Given problem:
Out of the lines below, please list those that hold the string "基础知识更扎实".

+===+

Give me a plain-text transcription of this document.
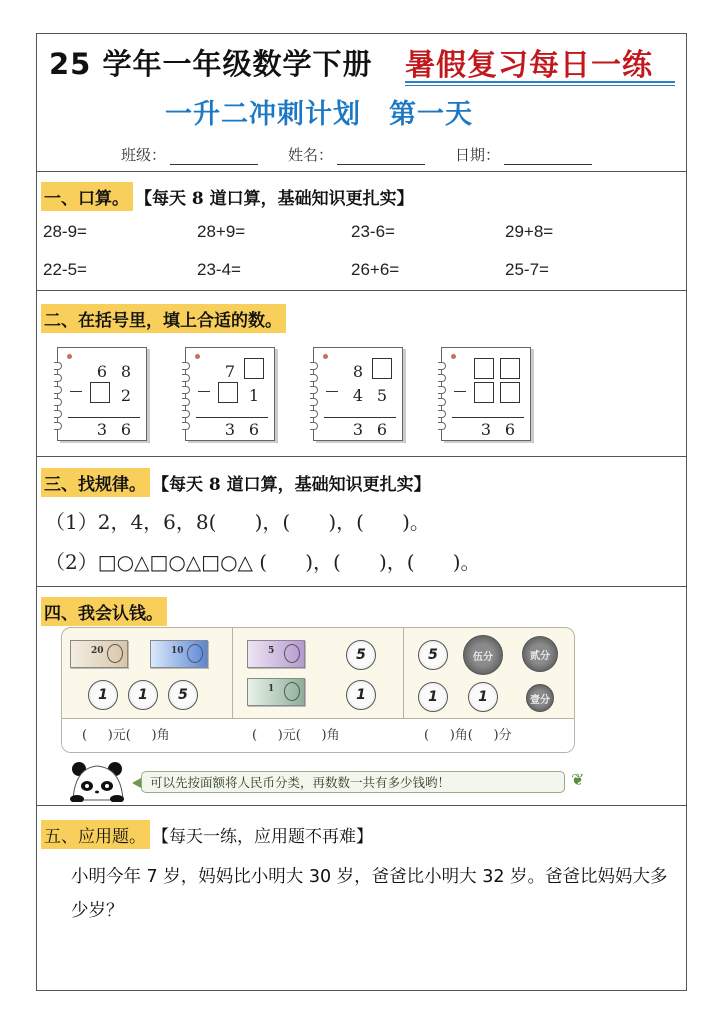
25 学年一年级数学下册 暑假复习每日一练
一升二冲刺计划 第一天
班级：	姓名：	日期：
一、口算。 【每天 8 道口算，基础知识更扎实】
28-9=	28+9=	23-6=	29+8=
22-5=	23-4=	26+6=	25-7=
二、在括号里，填上合适的数。
6 8
2
3 6
7
1
3 6
8
4 5
3 6	3 6
三、找规律。 【每天 8 道口算，基础知识更扎实】
（1）2，4，6，8(      )，(      )，(      )。
（2）□○△□○△□○△ (      )，(      )，(      )。
四、我会认钱。
20	10
1	1	5
(     )元(     )角
5
1
5
1
(     )元(     )角
5	伍分	贰分
1	1	壹分
(     )角(     )分
可以先按面额将人民币分类，再数数一共有多少钱哟！	❦
五、应用题。 【每天一练，应用题不再难】
小明今年 7 岁，妈妈比小明大 30 岁，爸爸比小明大 32 岁。爸爸比妈妈大多少岁？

+===+

Response to the task:
一、口算。 【每天 8 道口算，基础知识更扎实】
三、找规律。 【每天 8 道口算，基础知识更扎实】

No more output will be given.